Data to process -
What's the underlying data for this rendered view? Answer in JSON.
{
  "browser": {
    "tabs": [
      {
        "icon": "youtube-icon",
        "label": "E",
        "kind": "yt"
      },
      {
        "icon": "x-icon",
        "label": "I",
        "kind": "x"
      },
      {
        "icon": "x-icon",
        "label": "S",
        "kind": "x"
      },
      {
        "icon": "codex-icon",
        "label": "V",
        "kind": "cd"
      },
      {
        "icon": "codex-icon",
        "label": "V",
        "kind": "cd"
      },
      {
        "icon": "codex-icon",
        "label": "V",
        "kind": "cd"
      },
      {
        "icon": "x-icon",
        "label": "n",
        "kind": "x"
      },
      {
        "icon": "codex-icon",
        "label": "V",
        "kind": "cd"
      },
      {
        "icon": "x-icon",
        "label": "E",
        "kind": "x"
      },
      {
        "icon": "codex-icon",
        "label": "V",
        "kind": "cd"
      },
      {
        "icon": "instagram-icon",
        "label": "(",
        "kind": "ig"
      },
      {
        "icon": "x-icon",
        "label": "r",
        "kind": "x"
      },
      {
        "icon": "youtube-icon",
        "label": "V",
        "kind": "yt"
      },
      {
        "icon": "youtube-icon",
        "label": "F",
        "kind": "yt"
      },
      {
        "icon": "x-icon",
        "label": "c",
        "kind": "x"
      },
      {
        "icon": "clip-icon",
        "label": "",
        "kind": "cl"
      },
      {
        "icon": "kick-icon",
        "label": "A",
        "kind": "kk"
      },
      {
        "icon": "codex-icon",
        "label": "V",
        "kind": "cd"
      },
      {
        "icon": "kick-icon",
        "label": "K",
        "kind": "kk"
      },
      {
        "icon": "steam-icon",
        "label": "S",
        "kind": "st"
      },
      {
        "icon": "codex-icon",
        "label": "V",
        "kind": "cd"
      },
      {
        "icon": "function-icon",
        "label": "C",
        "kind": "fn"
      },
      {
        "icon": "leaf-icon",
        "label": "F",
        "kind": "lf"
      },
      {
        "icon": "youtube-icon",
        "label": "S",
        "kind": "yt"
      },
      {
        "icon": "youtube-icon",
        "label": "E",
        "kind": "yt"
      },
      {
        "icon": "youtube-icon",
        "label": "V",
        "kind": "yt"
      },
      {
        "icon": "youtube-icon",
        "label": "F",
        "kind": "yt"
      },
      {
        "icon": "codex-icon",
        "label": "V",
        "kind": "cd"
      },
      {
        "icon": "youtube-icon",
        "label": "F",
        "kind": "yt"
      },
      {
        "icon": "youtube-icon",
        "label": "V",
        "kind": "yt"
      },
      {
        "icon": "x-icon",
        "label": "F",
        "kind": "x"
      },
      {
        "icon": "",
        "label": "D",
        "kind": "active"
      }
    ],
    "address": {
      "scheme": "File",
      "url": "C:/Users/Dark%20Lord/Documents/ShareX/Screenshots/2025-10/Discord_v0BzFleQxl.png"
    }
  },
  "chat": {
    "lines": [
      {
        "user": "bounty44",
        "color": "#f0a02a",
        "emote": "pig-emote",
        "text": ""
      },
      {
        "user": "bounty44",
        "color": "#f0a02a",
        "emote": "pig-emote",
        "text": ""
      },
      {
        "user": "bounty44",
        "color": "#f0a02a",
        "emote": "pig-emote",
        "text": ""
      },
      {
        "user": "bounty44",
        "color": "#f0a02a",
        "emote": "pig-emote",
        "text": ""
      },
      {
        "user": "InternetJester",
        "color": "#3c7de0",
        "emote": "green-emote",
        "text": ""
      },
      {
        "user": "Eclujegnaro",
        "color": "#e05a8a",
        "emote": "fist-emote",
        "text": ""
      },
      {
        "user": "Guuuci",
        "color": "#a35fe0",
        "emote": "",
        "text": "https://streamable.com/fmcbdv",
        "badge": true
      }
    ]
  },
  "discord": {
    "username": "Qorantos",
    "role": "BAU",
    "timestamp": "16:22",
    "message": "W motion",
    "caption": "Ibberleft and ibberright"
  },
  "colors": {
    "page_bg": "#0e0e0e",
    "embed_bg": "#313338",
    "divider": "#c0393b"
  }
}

Problem description - Print back all the lines verbatim.

Final answer -
What's the underlying data for this rendered view? Answer in JSON.
{
  "browser": {
    "tabs": [
      {
        "icon": "youtube-icon",
        "label": "E",
        "kind": "yt"
      },
      {
        "icon": "x-icon",
        "label": "I",
        "kind": "x"
      },
      {
        "icon": "x-icon",
        "label": "S",
        "kind": "x"
      },
      {
        "icon": "codex-icon",
        "label": "V",
        "kind": "cd"
      },
      {
        "icon": "codex-icon",
        "label": "V",
        "kind": "cd"
      },
      {
        "icon": "codex-icon",
        "label": "V",
        "kind": "cd"
      },
      {
        "icon": "x-icon",
        "label": "n",
        "kind": "x"
      },
      {
        "icon": "codex-icon",
        "label": "V",
        "kind": "cd"
      },
      {
        "icon": "x-icon",
        "label": "E",
        "kind": "x"
      },
      {
        "icon": "codex-icon",
        "label": "V",
        "kind": "cd"
      },
      {
        "icon": "instagram-icon",
        "label": "(",
        "kind": "ig"
      },
      {
        "icon": "x-icon",
        "label": "r",
        "kind": "x"
      },
      {
        "icon": "youtube-icon",
        "label": "V",
        "kind": "yt"
      },
      {
        "icon": "youtube-icon",
        "label": "F",
        "kind": "yt"
      },
      {
        "icon": "x-icon",
        "label": "c",
        "kind": "x"
      },
      {
        "icon": "clip-icon",
        "label": "",
        "kind": "cl"
      },
      {
        "icon": "kick-icon",
        "label": "A",
        "kind": "kk"
      },
      {
        "icon": "codex-icon",
        "label": "V",
        "kind": "cd"
      },
      {
        "icon": "kick-icon",
        "label": "K",
        "kind": "kk"
      },
      {
        "icon": "steam-icon",
        "label": "S",
        "kind": "st"
      },
      {
        "icon": "codex-icon",
        "label": "V",
        "kind": "cd"
      },
      {
        "icon": "function-icon",
        "label": "C",
        "kind": "fn"
      },
      {
        "icon": "leaf-icon",
        "label": "F",
        "kind": "lf"
      },
      {
        "icon": "youtube-icon",
        "label": "S",
        "kind": "yt"
      },
      {
        "icon": "youtube-icon",
        "label": "E",
        "kind": "yt"
      },
      {
        "icon": "youtube-icon",
        "label": "V",
        "kind": "yt"
      },
      {
        "icon": "youtube-icon",
        "label": "F",
        "kind": "yt"
      },
      {
        "icon": "codex-icon",
        "label": "V",
        "kind": "cd"
      },
      {
        "icon": "youtube-icon",
        "label": "F",
        "kind": "yt"
      },
      {
        "icon": "youtube-icon",
        "label": "V",
        "kind": "yt"
      },
      {
        "icon": "x-icon",
        "label": "F",
        "kind": "x"
      },
      {
        "icon": "",
        "label": "D",
        "kind": "active"
      }
    ],
    "address": {
      "scheme": "File",
      "url": "C:/Users/Dark%20Lord/Documents/ShareX/Screenshots/2025-10/Discord_v0BzFleQxl.png"
    }
  },
  "chat": {
    "lines": [
      {
        "user": "bounty44",
        "color": "#f0a02a",
        "emote": "pig-emote",
        "text": ""
      },
      {
        "user": "bounty44",
        "color": "#f0a02a",
        "emote": "pig-emote",
        "text": ""
      },
      {
        "user": "bounty44",
        "color": "#f0a02a",
        "emote": "pig-emote",
        "text": ""
      },
      {
        "user": "bounty44",
        "color": "#f0a02a",
        "emote": "pig-emote",
        "text": ""
      },
      {
        "user": "InternetJester",
        "color": "#3c7de0",
        "emote": "green-emote",
        "text": ""
      },
      {
        "user": "Eclujegnaro",
        "color": "#e05a8a",
        "emote": "fist-emote",
        "text": ""
      },
      {
        "user": "Guuuci",
        "color": "#a35fe0",
        "emote": "",
        "text": "https://streamable.com/fmcbdv",
        "badge": true
      }
    ]
  },
  "discord": {
    "username": "Qorantos",
    "role": "BAU",
    "timestamp": "16:22",
    "message": "W motion",
    "caption": "Ibberleft and ibberright"
  },
  "colors": {
    "page_bg": "#0e0e0e",
    "embed_bg": "#313338",
    "divider": "#c0393b"
  }
}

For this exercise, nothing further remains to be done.